--- START ---

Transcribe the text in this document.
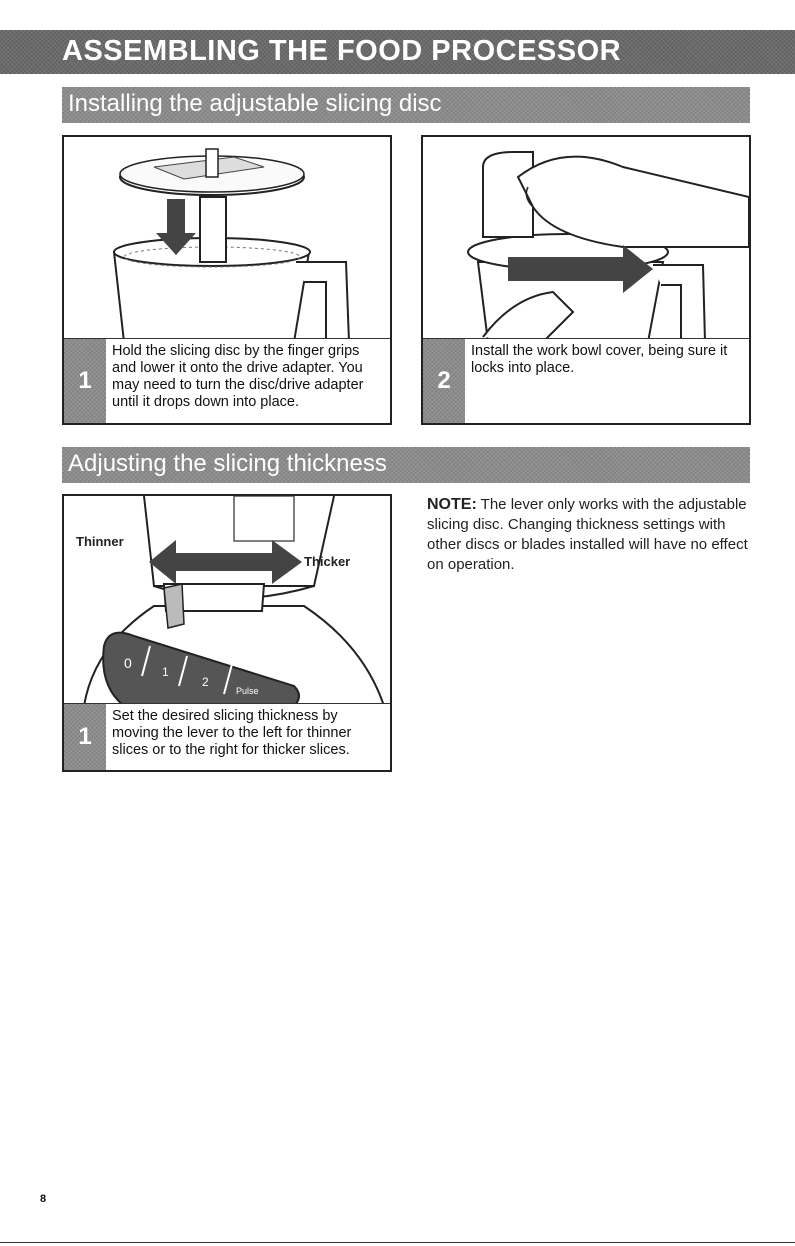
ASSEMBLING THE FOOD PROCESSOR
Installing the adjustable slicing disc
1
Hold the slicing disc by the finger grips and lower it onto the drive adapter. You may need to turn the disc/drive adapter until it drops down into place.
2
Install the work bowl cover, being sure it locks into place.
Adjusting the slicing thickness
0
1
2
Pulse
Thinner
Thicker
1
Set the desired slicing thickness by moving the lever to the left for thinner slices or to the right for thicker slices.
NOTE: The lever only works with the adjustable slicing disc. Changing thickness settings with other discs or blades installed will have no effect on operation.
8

--- END ---
--- START ---

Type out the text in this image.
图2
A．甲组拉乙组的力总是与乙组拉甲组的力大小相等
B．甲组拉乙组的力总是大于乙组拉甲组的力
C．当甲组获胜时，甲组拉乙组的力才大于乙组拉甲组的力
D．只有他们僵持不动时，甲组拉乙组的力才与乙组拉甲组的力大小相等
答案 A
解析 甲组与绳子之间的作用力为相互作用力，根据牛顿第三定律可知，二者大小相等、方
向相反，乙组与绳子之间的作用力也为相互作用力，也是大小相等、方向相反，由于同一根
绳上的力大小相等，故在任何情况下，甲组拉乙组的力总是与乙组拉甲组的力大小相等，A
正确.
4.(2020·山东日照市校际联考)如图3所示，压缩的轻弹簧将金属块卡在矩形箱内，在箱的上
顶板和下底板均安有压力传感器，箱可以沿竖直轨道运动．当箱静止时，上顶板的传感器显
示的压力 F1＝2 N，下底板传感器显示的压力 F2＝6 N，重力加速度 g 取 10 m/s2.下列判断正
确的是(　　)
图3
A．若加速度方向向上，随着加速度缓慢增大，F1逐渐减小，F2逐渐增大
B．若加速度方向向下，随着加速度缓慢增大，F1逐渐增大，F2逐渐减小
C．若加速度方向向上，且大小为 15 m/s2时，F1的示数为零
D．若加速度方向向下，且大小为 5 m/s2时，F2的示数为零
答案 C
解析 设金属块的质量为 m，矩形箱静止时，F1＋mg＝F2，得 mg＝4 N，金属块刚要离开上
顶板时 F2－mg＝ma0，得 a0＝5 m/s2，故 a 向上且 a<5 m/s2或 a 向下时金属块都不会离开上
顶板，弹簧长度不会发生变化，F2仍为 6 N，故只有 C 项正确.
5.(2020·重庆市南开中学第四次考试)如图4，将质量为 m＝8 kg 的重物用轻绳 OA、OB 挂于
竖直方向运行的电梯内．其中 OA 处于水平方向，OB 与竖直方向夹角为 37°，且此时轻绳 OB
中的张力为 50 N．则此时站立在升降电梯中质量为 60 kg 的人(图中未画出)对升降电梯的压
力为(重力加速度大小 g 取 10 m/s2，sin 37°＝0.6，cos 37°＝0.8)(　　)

--- END ---

Gather from the data above every line with the string "若加速度方向向下".

B．若加速度方向向下，随着加速度缓慢增大，F1逐渐增大，F2逐渐减小
D．若加速度方向向下，且大小为 5 m/s2时，F2的示数为零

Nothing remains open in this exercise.